- WHAT YOU SHOULD DO -
Scan the listing below and copy every line holding "meeting".
^^^^^^^^^^^^^^^^
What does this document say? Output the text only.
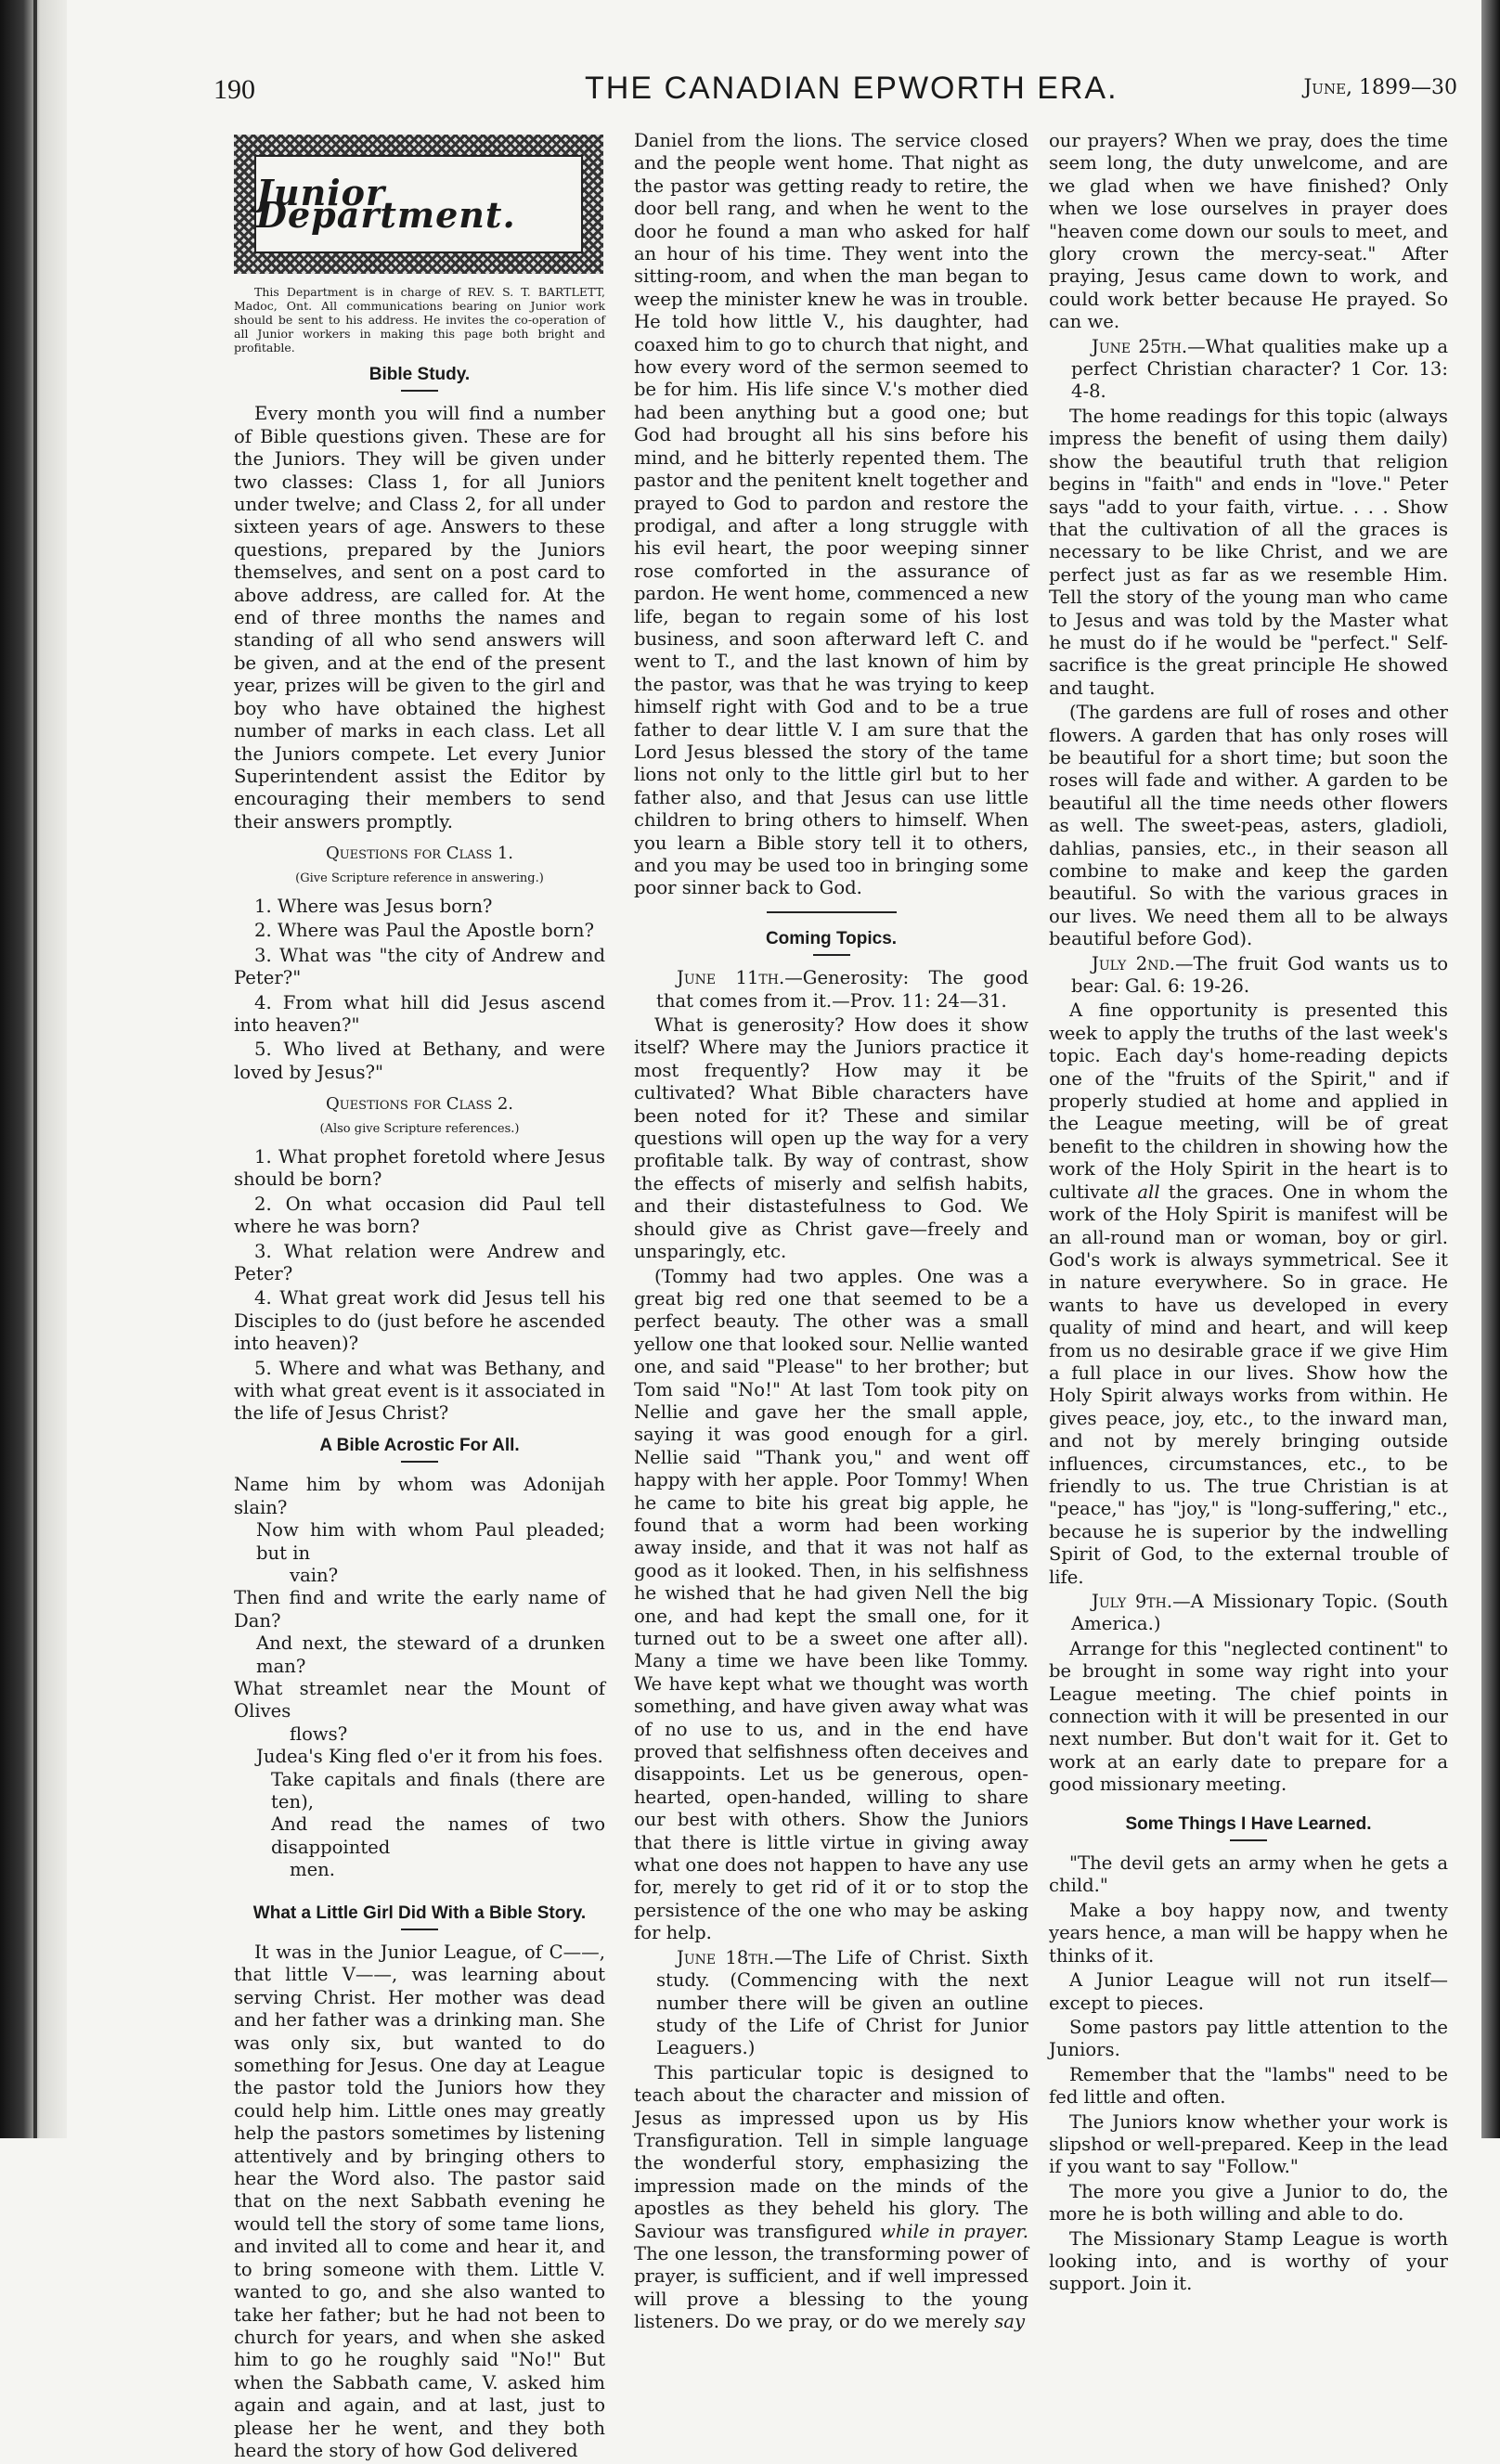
190	THE CANADIAN EPWORTH ERA.	June, 1899—30
Junior Department.

This Department is in charge of REV. S. T. BARTLETT, Madoc, Ont. All communications bearing on Junior work should be sent to his address. He invites the co-operation of all Junior workers in making this page both bright and profitable.

Bible Study.

Every month you will find a number of Bible questions given. These are for the Juniors. They will be given under two classes: Class 1, for all Juniors under twelve; and Class 2, for all under sixteen years of age. Answers to these questions, prepared by the Juniors themselves, and sent on a post card to above address, are called for. At the end of three months the names and standing of all who send answers will be given, and at the end of the present year, prizes will be given to the girl and boy who have obtained the highest number of marks in each class. Let all the Juniors compete. Let every Junior Superintendent assist the Editor by encouraging their members to send their answers promptly.

Questions for Class 1.
(Give Scripture reference in answering.)

1. Where was Jesus born?

2. Where was Paul the Apostle born?

3. What was "the city of Andrew and Peter?"

4. From what hill did Jesus ascend into heaven?"

5. Who lived at Bethany, and were loved by Jesus?"

Questions for Class 2.
(Also give Scripture references.)

1. What prophet foretold where Jesus should be born?

2. On what occasion did Paul tell where he was born?

3. What relation were Andrew and Peter?

4. What great work did Jesus tell his Disciples to do (just before he ascended into heaven)?

5. Where and what was Bethany, and with what great event is it associated in the life of Jesus Christ?

A Bible Acrostic For All.
Name him by whom was Adonijah slain?
Now him with whom Paul pleaded; but in
vain?
Then find and write the early name of Dan?
And next, the steward of a drunken man?
What streamlet near the Mount of Olives
flows?
Judea's King fled o'er it from his foes.
Take capitals and finals (there are ten),
And read the names of two disappointed
men.
What a Little Girl Did With a Bible Story.

It was in the Junior League, of C——, that little V——, was learning about serving Christ. Her mother was dead and her father was a drinking man. She was only six, but wanted to do something for Jesus. One day at League the pastor told the Juniors how they could help him. Little ones may greatly help the pastors sometimes by listening attentively and by bringing others to hear the Word also. The pastor said that on the next Sabbath evening he would tell the story of some tame lions, and invited all to come and hear it, and to bring someone with them. Little V. wanted to go, and she also wanted to take her father; but he had not been to church for years, and when she asked him to go he roughly said "No!" But when the Sabbath came, V. asked him again and again, and at last, just to please her he went, and they both heard the story of how God delivered

Daniel from the lions. The service closed and the people went home. That night as the pastor was getting ready to retire, the door bell rang, and when he went to the door he found a man who asked for half an hour of his time. They went into the sitting-room, and when the man began to weep the minister knew he was in trouble. He told how little V., his daughter, had coaxed him to go to church that night, and how every word of the sermon seemed to be for him. His life since V.'s mother died had been anything but a good one; but God had brought all his sins before his mind, and he bitterly repented them. The pastor and the penitent knelt together and prayed to God to pardon and restore the prodigal, and after a long struggle with his evil heart, the poor weeping sinner rose comforted in the assurance of pardon. He went home, commenced a new life, began to regain some of his lost business, and soon afterward left C. and went to T., and the last known of him by the pastor, was that he was trying to keep himself right with God and to be a true father to dear little V. I am sure that the Lord Jesus blessed the story of the tame lions not only to the little girl but to her father also, and that Jesus can use little children to bring others to himself. When you learn a Bible story tell it to others, and you may be used too in bringing some poor sinner back to God.

Coming Topics.

June 11th.—Generosity: The good that comes from it.—Prov. 11: 24—31.

What is generosity? How does it show itself? Where may the Juniors practice it most frequently? How may it be cultivated? What Bible characters have been noted for it? These and similar questions will open up the way for a very profitable talk. By way of contrast, show the effects of miserly and selfish habits, and their distastefulness to God. We should give as Christ gave—freely and unsparingly, etc.

(Tommy had two apples. One was a great big red one that seemed to be a perfect beauty. The other was a small yellow one that looked sour. Nellie wanted one, and said "Please" to her brother; but Tom said "No!" At last Tom took pity on Nellie and gave her the small apple, saying it was good enough for a girl. Nellie said "Thank you," and went off happy with her apple. Poor Tommy! When he came to bite his great big apple, he found that a worm had been working away inside, and that it was not half as good as it looked. Then, in his selfishness he wished that he had given Nell the big one, and had kept the small one, for it turned out to be a sweet one after all). Many a time we have been like Tommy. We have kept what we thought was worth something, and have given away what was of no use to us, and in the end have proved that selfishness often deceives and disappoints. Let us be generous, open-hearted, open-handed, willing to share our best with others. Show the Juniors that there is little virtue in giving away what one does not happen to have any use for, merely to get rid of it or to stop the persistence of the one who may be asking for help.

June 18th.—The Life of Christ. Sixth study. (Commencing with the next number there will be given an outline study of the Life of Christ for Junior Leaguers.)

This particular topic is designed to teach about the character and mission of Jesus as impressed upon us by His Transfiguration. Tell in simple language the wonderful story, emphasizing the impression made on the minds of the apostles as they beheld his glory. The Saviour was transfigured while in prayer. The one lesson, the transforming power of prayer, is sufficient, and if well impressed will prove a blessing to the young listeners. Do we pray, or do we merely say

our prayers? When we pray, does the time seem long, the duty unwelcome, and are we glad when we have finished? Only when we lose ourselves in prayer does "heaven come down our souls to meet, and glory crown the mercy-seat." After praying, Jesus came down to work, and could work better because He prayed. So can we.

June 25th.—What qualities make up a perfect Christian character? 1 Cor. 13: 4-8.

The home readings for this topic (always impress the benefit of using them daily) show the beautiful truth that religion begins in "faith" and ends in "love." Peter says "add to your faith, virtue. . . . Show that the cultivation of all the graces is necessary to be like Christ, and we are perfect just as far as we resemble Him. Tell the story of the young man who came to Jesus and was told by the Master what he must do if he would be "perfect." Self-sacrifice is the great principle He showed and taught.

(The gardens are full of roses and other flowers. A garden that has only roses will be beautiful for a short time; but soon the roses will fade and wither. A garden to be beautiful all the time needs other flowers as well. The sweet-peas, asters, gladioli, dahlias, pansies, etc., in their season all combine to make and keep the garden beautiful. So with the various graces in our lives. We need them all to be always beautiful before God).

July 2nd.—The fruit God wants us to bear: Gal. 6: 19-26.

A fine opportunity is presented this week to apply the truths of the last week's topic. Each day's home-reading depicts one of the "fruits of the Spirit," and if properly studied at home and applied in the League meeting, will be of great benefit to the children in showing how the work of the Holy Spirit in the heart is to cultivate all the graces. One in whom the work of the Holy Spirit is manifest will be an all-round man or woman, boy or girl. God's work is always symmetrical. See it in nature everywhere. So in grace. He wants to have us developed in every quality of mind and heart, and will keep from us no desirable grace if we give Him a full place in our lives. Show how the Holy Spirit always works from within. He gives peace, joy, etc., to the inward man, and not by merely bringing outside influences, circumstances, etc., to be friendly to us. The true Christian is at "peace," has "joy," is "long-suffering," etc., because he is superior by the indwelling Spirit of God, to the external trouble of life.

July 9th.—A Missionary Topic. (South America.)

Arrange for this "neglected continent" to be brought in some way right into your League meeting. The chief points in connection with it will be presented in our next number. But don't wait for it. Get to work at an early date to prepare for a good missionary meeting.

Some Things I Have Learned.

"The devil gets an army when he gets a child."

Make a boy happy now, and twenty years hence, a man will be happy when he thinks of it.

A Junior League will not run itself—except to pieces.

Some pastors pay little attention to the Juniors.

Remember that the "lambs" need to be fed little and often.

The Juniors know whether your work is slipshod or well-prepared. Keep in the lead if you want to say "Follow."

The more you give a Junior to do, the more he is both willing and able to do.

The Missionary Stamp League is worth looking into, and is worthy of your support. Join it.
^^^^^^^^^^^^^^^^
- OUTPUT FOR THIS TASK -
A fine opportunity is presented this week to apply the truths of the last week's topic. Each day's home-reading depicts one of the "fruits of the Spirit," and if properly studied at home and applied in the League meeting, will be of great benefit to the children in showing how the work of the Holy Spirit in the heart is to cultivate all the graces. One in whom the work of the Holy Spirit is manifest will be an all-round man or woman, boy or girl. God's work is always symmetrical. See it in nature everywhere. So in grace. He wants to have us developed in every quality of mind and heart, and will keep from us no desirable grace if we give Him a full place in our lives. Show how the Holy Spirit always works from within. He gives peace, joy, etc., to the inward man, and not by merely bringing outside influences, circumstances, etc., to be friendly to us. The true Christian is at "peace," has "joy," is "long-suffering," etc., because he is superior by the indwelling Spirit of God, to the external trouble of life.
Arrange for this "neglected continent" to be brought in some way right into your League meeting. The chief points in connection with it will be presented in our next number. But don't wait for it. Get to work at an early date to prepare for a good missionary meeting.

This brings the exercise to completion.